Records that describe figures
━━━━━━
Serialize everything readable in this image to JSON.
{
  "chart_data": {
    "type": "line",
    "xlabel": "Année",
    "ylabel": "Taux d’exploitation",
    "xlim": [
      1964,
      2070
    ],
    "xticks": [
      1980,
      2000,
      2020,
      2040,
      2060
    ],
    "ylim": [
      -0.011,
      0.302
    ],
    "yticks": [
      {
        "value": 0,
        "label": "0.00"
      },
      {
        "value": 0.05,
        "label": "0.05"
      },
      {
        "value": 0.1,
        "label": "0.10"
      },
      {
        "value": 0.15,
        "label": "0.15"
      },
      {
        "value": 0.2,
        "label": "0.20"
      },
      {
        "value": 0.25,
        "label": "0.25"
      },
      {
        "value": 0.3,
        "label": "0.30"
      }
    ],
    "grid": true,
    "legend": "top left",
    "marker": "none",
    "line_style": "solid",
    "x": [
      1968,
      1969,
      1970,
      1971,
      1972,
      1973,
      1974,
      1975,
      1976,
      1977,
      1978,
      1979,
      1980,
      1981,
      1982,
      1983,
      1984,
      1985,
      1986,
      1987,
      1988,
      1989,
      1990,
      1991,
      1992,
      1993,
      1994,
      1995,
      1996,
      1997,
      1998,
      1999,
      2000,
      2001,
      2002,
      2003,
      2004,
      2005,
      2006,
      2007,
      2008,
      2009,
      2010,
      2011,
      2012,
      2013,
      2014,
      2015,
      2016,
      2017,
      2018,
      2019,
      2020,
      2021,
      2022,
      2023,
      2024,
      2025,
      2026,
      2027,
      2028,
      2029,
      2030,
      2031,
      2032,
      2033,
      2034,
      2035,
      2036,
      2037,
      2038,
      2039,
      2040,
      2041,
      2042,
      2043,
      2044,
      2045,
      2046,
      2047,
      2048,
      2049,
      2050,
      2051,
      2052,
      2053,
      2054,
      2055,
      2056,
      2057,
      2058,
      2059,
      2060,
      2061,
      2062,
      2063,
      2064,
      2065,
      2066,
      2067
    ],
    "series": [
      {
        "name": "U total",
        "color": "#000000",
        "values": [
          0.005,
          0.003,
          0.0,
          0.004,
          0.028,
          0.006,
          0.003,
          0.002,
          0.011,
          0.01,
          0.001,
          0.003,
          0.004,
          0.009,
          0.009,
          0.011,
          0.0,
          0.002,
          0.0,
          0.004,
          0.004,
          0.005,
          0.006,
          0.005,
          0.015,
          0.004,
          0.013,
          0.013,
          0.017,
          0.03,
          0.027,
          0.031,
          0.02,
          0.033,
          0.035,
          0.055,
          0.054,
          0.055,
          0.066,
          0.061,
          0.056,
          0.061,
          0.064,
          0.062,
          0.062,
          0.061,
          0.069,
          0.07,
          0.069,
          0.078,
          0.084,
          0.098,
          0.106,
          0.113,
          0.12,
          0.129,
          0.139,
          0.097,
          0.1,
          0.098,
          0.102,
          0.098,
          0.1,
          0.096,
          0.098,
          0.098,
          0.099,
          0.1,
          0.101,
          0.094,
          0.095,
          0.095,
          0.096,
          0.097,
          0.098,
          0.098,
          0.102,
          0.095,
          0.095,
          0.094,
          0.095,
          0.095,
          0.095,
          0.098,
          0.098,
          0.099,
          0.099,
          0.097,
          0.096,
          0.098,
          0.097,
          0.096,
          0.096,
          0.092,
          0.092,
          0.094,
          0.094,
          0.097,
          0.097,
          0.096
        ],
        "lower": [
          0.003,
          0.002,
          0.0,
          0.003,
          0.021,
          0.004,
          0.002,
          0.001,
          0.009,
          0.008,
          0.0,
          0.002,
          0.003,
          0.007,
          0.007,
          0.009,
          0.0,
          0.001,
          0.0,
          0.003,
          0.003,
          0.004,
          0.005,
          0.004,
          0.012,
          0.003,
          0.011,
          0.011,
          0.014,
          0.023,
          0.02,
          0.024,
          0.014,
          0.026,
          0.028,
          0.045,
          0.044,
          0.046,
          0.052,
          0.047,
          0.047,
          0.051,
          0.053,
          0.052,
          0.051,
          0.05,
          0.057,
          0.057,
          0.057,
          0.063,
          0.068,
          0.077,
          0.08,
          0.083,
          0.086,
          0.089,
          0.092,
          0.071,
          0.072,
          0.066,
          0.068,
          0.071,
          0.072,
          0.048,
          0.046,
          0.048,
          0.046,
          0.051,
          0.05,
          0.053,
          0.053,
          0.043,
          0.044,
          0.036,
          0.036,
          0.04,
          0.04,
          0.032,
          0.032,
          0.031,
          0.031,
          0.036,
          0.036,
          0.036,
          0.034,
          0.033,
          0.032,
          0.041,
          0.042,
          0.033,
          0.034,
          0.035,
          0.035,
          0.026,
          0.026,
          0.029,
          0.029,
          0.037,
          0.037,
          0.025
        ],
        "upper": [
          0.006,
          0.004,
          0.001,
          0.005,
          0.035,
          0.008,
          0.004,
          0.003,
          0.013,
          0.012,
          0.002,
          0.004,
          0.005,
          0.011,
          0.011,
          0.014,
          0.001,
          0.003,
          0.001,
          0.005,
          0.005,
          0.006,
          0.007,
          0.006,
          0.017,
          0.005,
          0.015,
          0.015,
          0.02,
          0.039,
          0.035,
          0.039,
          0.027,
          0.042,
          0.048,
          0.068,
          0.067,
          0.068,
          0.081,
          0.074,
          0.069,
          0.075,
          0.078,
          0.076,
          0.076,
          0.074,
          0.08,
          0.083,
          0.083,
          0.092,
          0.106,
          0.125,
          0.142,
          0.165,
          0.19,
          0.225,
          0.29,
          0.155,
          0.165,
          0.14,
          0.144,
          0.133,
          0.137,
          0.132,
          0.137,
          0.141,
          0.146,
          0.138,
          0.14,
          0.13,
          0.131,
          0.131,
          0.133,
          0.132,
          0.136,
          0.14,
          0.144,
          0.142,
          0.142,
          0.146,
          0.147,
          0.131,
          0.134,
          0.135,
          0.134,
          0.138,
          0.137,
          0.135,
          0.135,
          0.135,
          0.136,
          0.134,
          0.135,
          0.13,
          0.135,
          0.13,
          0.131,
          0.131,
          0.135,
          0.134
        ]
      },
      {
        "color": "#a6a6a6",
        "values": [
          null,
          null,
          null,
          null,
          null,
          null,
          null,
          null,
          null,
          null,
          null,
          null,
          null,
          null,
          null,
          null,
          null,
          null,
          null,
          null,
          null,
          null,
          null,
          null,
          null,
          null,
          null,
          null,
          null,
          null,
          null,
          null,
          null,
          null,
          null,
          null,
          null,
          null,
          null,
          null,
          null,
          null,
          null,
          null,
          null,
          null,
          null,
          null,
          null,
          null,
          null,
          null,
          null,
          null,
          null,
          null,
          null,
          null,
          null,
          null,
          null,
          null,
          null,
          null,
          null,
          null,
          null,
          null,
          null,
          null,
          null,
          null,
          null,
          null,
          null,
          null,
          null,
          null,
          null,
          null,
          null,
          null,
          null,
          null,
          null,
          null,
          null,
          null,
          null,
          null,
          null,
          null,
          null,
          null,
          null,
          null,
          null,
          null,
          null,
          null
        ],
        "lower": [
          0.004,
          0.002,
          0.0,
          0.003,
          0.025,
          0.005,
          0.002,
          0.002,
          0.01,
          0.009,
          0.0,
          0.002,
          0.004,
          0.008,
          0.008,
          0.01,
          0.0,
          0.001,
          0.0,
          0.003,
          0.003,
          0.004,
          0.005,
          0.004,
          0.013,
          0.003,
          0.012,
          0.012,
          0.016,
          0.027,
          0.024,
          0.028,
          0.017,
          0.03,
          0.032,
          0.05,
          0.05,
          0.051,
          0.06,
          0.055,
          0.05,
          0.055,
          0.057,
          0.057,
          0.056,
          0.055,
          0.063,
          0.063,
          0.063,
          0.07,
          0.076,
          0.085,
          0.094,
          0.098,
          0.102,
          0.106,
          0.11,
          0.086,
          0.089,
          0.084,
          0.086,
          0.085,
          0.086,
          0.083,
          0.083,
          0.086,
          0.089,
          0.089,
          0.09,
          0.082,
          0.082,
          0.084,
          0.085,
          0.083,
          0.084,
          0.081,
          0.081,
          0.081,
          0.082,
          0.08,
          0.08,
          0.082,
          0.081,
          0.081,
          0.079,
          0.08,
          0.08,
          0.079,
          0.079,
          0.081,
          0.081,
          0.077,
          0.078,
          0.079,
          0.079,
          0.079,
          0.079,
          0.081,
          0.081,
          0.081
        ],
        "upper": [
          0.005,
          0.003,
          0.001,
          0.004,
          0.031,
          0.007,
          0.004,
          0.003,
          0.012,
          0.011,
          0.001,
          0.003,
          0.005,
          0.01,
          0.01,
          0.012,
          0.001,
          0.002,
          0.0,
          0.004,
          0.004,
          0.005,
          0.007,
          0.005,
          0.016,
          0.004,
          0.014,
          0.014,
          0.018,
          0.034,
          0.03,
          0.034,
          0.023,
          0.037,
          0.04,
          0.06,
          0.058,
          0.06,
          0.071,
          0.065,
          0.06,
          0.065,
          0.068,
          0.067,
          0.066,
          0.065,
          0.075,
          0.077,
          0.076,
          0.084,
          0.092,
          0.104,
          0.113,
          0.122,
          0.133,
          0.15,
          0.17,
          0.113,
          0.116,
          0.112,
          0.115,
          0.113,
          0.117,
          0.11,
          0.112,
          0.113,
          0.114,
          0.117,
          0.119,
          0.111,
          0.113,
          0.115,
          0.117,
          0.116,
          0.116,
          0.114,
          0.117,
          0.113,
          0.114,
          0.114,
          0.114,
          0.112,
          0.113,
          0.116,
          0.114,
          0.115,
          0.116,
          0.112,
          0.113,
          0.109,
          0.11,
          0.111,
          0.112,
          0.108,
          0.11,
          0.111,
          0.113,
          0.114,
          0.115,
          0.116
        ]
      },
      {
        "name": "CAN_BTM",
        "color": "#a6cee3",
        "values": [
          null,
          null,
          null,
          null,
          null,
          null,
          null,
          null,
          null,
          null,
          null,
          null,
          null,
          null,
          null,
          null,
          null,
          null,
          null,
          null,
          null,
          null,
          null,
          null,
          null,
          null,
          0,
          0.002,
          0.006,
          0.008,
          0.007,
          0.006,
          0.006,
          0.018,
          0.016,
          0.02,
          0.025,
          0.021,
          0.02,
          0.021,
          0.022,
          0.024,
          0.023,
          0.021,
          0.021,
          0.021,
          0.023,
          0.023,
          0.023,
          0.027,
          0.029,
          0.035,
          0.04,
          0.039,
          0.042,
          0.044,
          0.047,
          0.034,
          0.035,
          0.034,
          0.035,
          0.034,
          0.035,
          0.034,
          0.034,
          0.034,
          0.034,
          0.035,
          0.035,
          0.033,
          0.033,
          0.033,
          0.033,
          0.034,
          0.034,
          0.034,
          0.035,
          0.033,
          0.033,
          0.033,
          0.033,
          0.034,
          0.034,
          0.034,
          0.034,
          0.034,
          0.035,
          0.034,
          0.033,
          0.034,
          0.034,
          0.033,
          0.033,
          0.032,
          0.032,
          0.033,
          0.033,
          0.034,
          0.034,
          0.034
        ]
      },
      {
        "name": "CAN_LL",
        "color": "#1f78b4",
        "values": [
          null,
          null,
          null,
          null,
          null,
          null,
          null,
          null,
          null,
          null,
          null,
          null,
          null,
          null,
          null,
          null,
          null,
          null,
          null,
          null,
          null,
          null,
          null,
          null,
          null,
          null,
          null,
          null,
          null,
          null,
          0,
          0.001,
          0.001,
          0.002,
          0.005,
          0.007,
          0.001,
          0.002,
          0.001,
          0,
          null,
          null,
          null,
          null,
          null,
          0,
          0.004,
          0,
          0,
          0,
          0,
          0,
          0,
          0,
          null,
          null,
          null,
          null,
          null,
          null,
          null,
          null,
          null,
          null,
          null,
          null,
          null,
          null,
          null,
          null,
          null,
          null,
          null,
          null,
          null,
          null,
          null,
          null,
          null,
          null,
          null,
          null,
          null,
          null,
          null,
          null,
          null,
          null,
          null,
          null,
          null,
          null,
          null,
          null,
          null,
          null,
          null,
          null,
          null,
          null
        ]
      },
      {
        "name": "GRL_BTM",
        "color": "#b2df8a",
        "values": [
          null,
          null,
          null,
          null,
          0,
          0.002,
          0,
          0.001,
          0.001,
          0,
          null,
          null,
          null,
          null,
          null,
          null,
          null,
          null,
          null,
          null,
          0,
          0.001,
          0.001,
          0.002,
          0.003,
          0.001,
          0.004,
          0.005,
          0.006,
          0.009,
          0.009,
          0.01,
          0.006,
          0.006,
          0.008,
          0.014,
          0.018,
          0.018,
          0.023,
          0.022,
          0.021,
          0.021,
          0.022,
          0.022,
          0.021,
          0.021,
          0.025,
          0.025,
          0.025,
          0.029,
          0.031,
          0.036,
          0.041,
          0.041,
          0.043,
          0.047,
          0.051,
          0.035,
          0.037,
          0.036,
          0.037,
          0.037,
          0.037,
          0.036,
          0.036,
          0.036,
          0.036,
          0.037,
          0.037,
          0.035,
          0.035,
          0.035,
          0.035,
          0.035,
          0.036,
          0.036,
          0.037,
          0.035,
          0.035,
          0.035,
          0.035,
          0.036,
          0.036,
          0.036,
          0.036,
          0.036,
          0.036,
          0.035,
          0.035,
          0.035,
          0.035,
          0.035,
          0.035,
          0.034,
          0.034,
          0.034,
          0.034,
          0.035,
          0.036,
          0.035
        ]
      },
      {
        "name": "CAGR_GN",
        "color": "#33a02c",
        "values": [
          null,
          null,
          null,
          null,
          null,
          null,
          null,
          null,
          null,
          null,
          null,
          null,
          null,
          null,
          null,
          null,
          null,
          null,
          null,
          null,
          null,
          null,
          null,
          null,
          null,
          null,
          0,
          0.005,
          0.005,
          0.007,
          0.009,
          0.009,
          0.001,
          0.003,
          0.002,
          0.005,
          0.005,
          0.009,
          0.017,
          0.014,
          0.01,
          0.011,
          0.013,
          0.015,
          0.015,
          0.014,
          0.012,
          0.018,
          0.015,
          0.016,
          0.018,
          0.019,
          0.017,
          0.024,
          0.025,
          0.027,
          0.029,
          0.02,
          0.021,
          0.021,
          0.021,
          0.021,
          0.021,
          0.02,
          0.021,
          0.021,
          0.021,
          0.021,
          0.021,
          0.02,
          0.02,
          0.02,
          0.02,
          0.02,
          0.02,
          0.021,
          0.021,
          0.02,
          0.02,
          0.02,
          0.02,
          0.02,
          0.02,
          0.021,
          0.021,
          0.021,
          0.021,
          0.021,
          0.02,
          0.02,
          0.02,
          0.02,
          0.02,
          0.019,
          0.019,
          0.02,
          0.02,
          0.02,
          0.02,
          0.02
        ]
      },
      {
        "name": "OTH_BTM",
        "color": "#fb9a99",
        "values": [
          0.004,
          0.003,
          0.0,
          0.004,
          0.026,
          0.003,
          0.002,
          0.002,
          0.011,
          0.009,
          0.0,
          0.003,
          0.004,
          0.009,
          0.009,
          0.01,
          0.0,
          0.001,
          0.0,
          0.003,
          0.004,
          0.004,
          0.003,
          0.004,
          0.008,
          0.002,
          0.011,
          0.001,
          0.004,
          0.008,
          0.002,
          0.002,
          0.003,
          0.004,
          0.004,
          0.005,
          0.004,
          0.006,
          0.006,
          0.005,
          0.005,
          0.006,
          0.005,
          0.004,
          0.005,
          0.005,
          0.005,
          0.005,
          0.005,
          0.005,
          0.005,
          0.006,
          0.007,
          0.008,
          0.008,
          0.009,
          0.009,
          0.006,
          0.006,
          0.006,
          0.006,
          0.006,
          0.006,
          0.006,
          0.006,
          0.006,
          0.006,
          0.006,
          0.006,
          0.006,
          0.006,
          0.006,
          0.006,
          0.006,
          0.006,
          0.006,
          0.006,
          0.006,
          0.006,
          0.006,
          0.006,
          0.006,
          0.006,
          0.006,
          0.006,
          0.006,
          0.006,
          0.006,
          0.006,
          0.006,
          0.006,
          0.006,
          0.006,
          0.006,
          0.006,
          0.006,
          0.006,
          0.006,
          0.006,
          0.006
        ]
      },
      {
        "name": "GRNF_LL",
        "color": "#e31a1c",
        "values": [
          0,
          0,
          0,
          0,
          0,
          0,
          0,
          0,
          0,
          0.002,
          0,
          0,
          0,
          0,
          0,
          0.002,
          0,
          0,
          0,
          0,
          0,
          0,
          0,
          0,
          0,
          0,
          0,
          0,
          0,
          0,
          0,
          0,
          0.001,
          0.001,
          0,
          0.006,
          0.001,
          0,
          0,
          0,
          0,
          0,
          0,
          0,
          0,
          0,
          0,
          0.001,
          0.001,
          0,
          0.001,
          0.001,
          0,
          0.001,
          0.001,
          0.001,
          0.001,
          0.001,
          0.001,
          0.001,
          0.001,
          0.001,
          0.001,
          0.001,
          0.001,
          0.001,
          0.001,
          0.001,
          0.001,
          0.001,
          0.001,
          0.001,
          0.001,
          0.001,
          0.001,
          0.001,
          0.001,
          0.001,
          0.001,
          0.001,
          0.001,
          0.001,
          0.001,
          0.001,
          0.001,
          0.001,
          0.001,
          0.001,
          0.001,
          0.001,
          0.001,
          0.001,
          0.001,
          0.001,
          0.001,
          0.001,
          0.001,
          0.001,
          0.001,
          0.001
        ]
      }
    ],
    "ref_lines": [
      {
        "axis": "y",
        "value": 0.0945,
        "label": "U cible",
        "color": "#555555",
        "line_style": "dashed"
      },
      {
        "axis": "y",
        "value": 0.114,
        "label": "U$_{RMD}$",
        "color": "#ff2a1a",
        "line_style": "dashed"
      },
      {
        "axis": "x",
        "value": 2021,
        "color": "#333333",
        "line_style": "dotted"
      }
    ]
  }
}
━━━━━━
**WORK INSTRUCTIONS:**
Your answer should be only a number: how many lines of the data above contain the string "name"?

**THE RESULT:**
7